───── Dataset rows ─────

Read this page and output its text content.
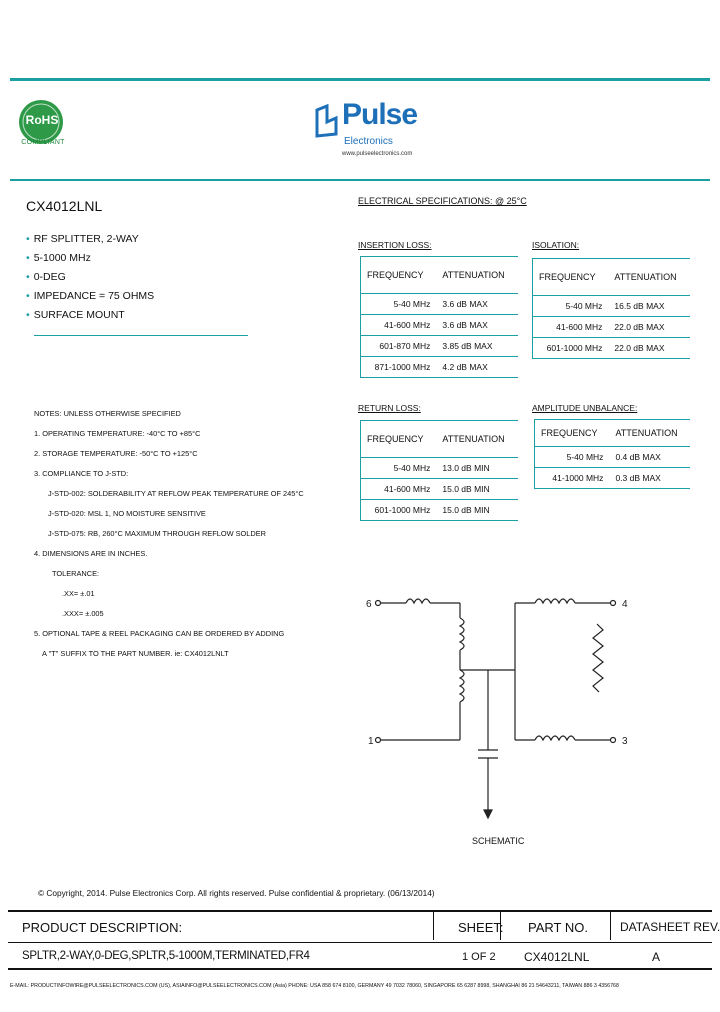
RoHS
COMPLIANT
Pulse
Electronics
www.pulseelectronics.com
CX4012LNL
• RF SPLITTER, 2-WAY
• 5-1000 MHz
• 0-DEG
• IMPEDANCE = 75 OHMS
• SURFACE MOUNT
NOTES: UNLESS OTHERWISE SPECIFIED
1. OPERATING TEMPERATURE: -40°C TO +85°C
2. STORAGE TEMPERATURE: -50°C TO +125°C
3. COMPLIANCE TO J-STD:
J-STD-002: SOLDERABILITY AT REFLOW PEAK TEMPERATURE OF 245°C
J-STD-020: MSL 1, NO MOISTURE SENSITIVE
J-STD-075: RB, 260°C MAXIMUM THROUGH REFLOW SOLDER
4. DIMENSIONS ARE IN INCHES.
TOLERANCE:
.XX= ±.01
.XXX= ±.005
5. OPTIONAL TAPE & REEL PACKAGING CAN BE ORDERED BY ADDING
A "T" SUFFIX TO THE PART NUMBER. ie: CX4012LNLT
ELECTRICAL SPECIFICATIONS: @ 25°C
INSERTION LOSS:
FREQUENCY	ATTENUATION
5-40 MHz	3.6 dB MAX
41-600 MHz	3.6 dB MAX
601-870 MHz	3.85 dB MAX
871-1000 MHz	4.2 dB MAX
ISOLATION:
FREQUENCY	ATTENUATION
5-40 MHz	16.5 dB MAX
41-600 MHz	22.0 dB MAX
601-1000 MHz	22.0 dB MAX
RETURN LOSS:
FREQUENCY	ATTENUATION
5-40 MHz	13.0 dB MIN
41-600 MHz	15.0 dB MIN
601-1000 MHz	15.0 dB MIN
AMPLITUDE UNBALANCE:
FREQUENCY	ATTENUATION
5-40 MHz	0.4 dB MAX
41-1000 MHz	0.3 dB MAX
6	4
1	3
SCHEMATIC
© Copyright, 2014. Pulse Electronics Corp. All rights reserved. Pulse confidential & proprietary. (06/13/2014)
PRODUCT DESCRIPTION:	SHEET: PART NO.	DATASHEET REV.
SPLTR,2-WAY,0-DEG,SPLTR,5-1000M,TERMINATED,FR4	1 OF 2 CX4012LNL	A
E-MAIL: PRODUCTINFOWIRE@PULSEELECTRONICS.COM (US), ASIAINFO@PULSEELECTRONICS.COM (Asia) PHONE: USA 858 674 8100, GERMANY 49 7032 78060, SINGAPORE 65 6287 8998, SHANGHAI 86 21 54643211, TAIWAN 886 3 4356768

─────

What you will do:
Above are records to transcribe exactly; leave their pictures out.

Written answer:
Read this page and output its text content.
RoHS
COMPLIANT
Pulse
Electronics
www.pulseelectronics.com
CX4012LNL
• RF SPLITTER, 2-WAY
• 5-1000 MHz
• 0-DEG
• IMPEDANCE = 75 OHMS
• SURFACE MOUNT
NOTES: UNLESS OTHERWISE SPECIFIED
1. OPERATING TEMPERATURE: -40°C TO +85°C
2. STORAGE TEMPERATURE: -50°C TO +125°C
3. COMPLIANCE TO J-STD:
J-STD-002: SOLDERABILITY AT REFLOW PEAK TEMPERATURE OF 245°C
J-STD-020: MSL 1, NO MOISTURE SENSITIVE
J-STD-075: RB, 260°C MAXIMUM THROUGH REFLOW SOLDER
4. DIMENSIONS ARE IN INCHES.
TOLERANCE:
.XX= ±.01
.XXX= ±.005
5. OPTIONAL TAPE & REEL PACKAGING CAN BE ORDERED BY ADDING
A "T" SUFFIX TO THE PART NUMBER. ie: CX4012LNLT
ELECTRICAL SPECIFICATIONS: @ 25°C
INSERTION LOSS:
FREQUENCY	ATTENUATION
5-40 MHz	3.6 dB MAX
41-600 MHz	3.6 dB MAX
601-870 MHz	3.85 dB MAX
871-1000 MHz	4.2 dB MAX
ISOLATION:
FREQUENCY	ATTENUATION
5-40 MHz	16.5 dB MAX
41-600 MHz	22.0 dB MAX
601-1000 MHz	22.0 dB MAX
RETURN LOSS:
FREQUENCY	ATTENUATION
5-40 MHz	13.0 dB MIN
41-600 MHz	15.0 dB MIN
601-1000 MHz	15.0 dB MIN
AMPLITUDE UNBALANCE:
FREQUENCY	ATTENUATION
5-40 MHz	0.4 dB MAX
41-1000 MHz	0.3 dB MAX
6	4
1	3
SCHEMATIC
© Copyright, 2014. Pulse Electronics Corp. All rights reserved. Pulse confidential & proprietary. (06/13/2014)
PRODUCT DESCRIPTION:	SHEET: PART NO.	DATASHEET REV.
SPLTR,2-WAY,0-DEG,SPLTR,5-1000M,TERMINATED,FR4	1 OF 2 CX4012LNL	A
E-MAIL: PRODUCTINFOWIRE@PULSEELECTRONICS.COM (US), ASIAINFO@PULSEELECTRONICS.COM (Asia) PHONE: USA 858 674 8100, GERMANY 49 7032 78060, SINGAPORE 65 6287 8998, SHANGHAI 86 21 54643211, TAIWAN 886 3 4356768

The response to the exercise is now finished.